### RECORDS SHOWN
▼▼▼
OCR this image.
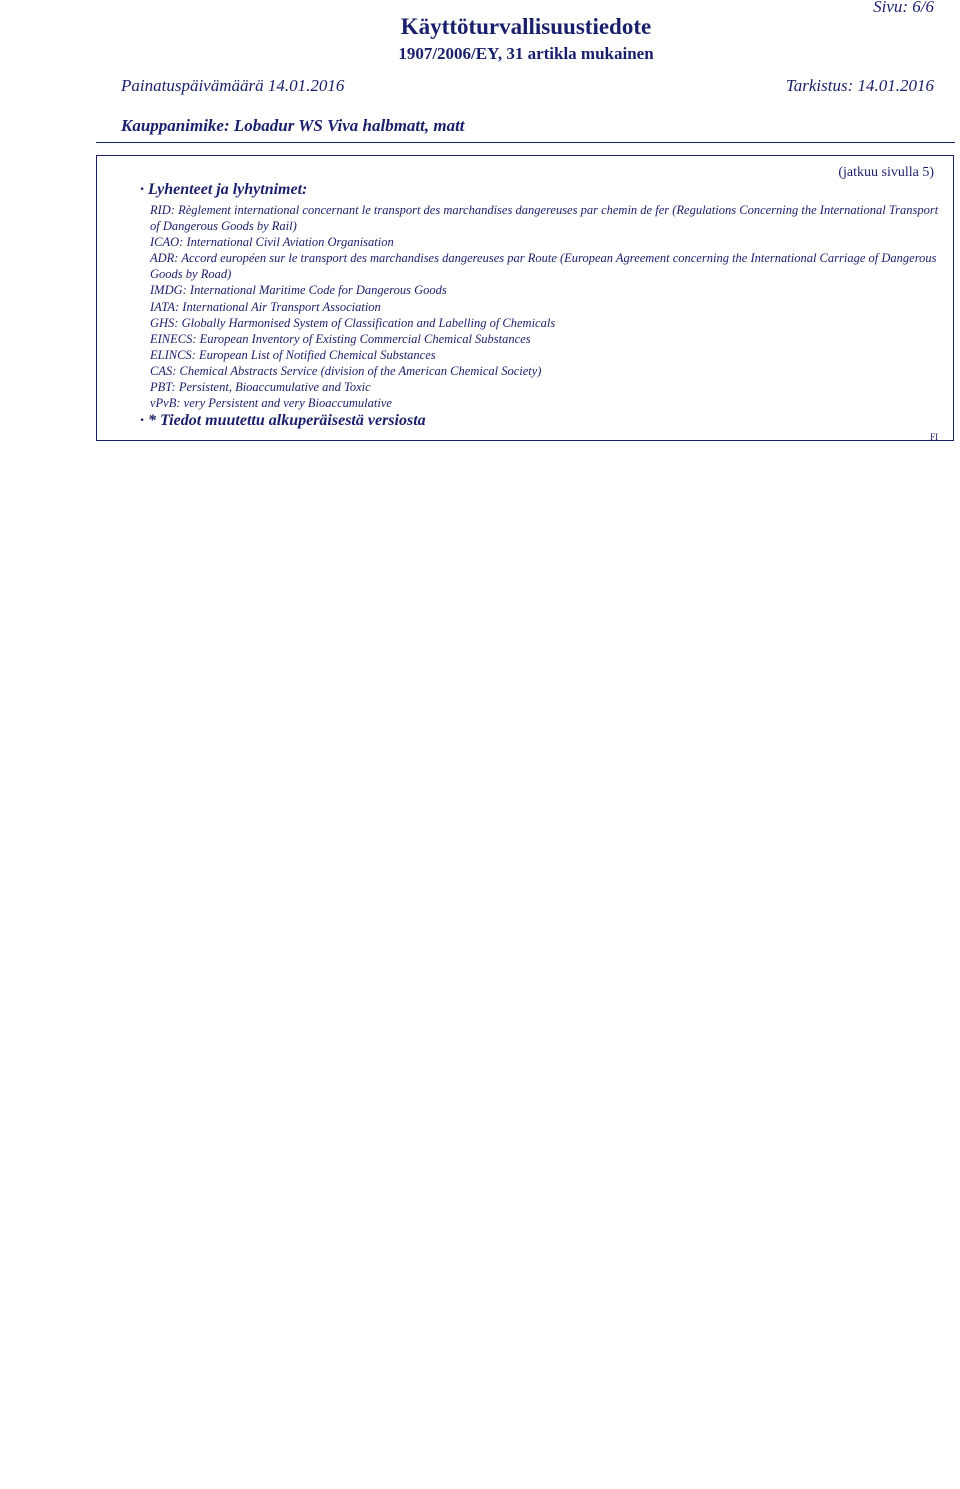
Sivu: 6/6
Käyttöturvallisuustiedote
1907/2006/EY, 31 artikla mukainen
Painatuspäivämäärä 14.01.2016	Tarkistus: 14.01.2016
Kauppanimike: Lobadur WS Viva halbmatt, matt
(jatkuu sivulla 5)
· Lyhenteet ja lyhytnimet:
RID: Règlement international concernant le transport des marchandises dangereuses par chemin de fer (Regulations Concerning the International Transport of Dangerous Goods by Rail)
ICAO: International Civil Aviation Organisation
ADR: Accord européen sur le transport des marchandises dangereuses par Route (European Agreement concerning the International Carriage of Dangerous Goods by Road)
IMDG: International Maritime Code for Dangerous Goods
IATA: International Air Transport Association
GHS: Globally Harmonised System of Classification and Labelling of Chemicals
EINECS: European Inventory of Existing Commercial Chemical Substances
ELINCS: European List of Notified Chemical Substances
CAS: Chemical Abstracts Service (division of the American Chemical Society)
PBT: Persistent, Bioaccumulative and Toxic
vPvB: very Persistent and very Bioaccumulative
· * Tiedot muutettu alkuperäisestä versiosta
FI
▲▲▲
### SET TASK
Omit the pictures, then output the rest of the listing exactly.

### TASK RESULT
OCR this image.
Sivu: 6/6
Käyttöturvallisuustiedote
1907/2006/EY, 31 artikla mukainen
Painatuspäivämäärä 14.01.2016	Tarkistus: 14.01.2016
Kauppanimike: Lobadur WS Viva halbmatt, matt
(jatkuu sivulla 5)
· Lyhenteet ja lyhytnimet:
RID: Règlement international concernant le transport des marchandises dangereuses par chemin de fer (Regulations Concerning the International Transport of Dangerous Goods by Rail)
ICAO: International Civil Aviation Organisation
ADR: Accord européen sur le transport des marchandises dangereuses par Route (European Agreement concerning the International Carriage of Dangerous Goods by Road)
IMDG: International Maritime Code for Dangerous Goods
IATA: International Air Transport Association
GHS: Globally Harmonised System of Classification and Labelling of Chemicals
EINECS: European Inventory of Existing Commercial Chemical Substances
ELINCS: European List of Notified Chemical Substances
CAS: Chemical Abstracts Service (division of the American Chemical Society)
PBT: Persistent, Bioaccumulative and Toxic
vPvB: very Persistent and very Bioaccumulative
· * Tiedot muutettu alkuperäisestä versiosta
FI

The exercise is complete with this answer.